DATASET RECORDS -
>> START
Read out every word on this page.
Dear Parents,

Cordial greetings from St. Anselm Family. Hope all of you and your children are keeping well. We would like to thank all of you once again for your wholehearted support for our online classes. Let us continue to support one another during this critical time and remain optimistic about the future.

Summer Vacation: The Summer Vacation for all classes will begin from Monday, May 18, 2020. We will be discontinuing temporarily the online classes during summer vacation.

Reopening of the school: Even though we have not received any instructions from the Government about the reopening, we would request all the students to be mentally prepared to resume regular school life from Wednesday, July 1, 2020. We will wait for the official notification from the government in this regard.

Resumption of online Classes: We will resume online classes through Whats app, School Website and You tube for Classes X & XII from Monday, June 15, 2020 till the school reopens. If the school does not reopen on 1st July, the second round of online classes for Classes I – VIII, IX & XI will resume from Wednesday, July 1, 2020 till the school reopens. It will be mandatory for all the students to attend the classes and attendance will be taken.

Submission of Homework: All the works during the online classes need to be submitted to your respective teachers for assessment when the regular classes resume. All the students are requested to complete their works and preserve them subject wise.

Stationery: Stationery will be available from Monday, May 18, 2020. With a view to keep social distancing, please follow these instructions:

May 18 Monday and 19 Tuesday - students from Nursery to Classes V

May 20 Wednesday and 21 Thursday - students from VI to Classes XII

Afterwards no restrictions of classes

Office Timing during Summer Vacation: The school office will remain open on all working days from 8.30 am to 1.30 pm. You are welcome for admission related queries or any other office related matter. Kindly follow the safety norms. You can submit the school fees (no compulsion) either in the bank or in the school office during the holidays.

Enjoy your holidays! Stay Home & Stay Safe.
>> END
WRITTEN EXERCISE - Please copy out each record, character for character.

OUTPUT FOR THIS EXERCISE -
Read out every word on this page.
Dear Parents,

Cordial greetings from St. Anselm Family. Hope all of you and your children are keeping well. We would like to thank all of you once again for your wholehearted support for our online classes. Let us continue to support one another during this critical time and remain optimistic about the future.

Summer Vacation: The Summer Vacation for all classes will begin from Monday, May 18, 2020. We will be discontinuing temporarily the online classes during summer vacation.

Reopening of the school: Even though we have not received any instructions from the Government about the reopening, we would request all the students to be mentally prepared to resume regular school life from Wednesday, July 1, 2020. We will wait for the official notification from the government in this regard.

Resumption of online Classes: We will resume online classes through Whats app, School Website and You tube for Classes X & XII from Monday, June 15, 2020 till the school reopens. If the school does not reopen on 1st July, the second round of online classes for Classes I – VIII, IX & XI will resume from Wednesday, July 1, 2020 till the school reopens. It will be mandatory for all the students to attend the classes and attendance will be taken.

Submission of Homework: All the works during the online classes need to be submitted to your respective teachers for assessment when the regular classes resume. All the students are requested to complete their works and preserve them subject wise.

Stationery: Stationery will be available from Monday, May 18, 2020. With a view to keep social distancing, please follow these instructions:

May 18 Monday and 19 Tuesday - students from Nursery to Classes V

May 20 Wednesday and 21 Thursday - students from VI to Classes XII

Afterwards no restrictions of classes

Office Timing during Summer Vacation: The school office will remain open on all working days from 8.30 am to 1.30 pm. You are welcome for admission related queries or any other office related matter. Kindly follow the safety norms. You can submit the school fees (no compulsion) either in the bank or in the school office during the holidays.

Enjoy your holidays! Stay Home & Stay Safe.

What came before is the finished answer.